───── Stored data

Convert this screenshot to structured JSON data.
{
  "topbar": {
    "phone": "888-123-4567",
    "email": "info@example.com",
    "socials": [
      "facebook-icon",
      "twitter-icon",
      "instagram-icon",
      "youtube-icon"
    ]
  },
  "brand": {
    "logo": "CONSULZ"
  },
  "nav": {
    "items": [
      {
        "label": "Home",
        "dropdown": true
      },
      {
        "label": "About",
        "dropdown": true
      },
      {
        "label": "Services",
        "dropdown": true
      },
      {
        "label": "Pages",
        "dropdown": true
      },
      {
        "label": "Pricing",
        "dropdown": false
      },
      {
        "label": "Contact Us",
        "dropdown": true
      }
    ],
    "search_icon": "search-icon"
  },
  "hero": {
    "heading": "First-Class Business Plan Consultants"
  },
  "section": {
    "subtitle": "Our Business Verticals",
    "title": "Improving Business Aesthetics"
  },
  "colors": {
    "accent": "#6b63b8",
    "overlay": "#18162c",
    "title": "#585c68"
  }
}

──────────

:: Work to be completed ::
Return all lines with the word "icon" in them.

:: Response ::
      "facebook-icon",
      "twitter-icon",
      "instagram-icon",
      "youtube-icon"
    "search_icon": "search-icon"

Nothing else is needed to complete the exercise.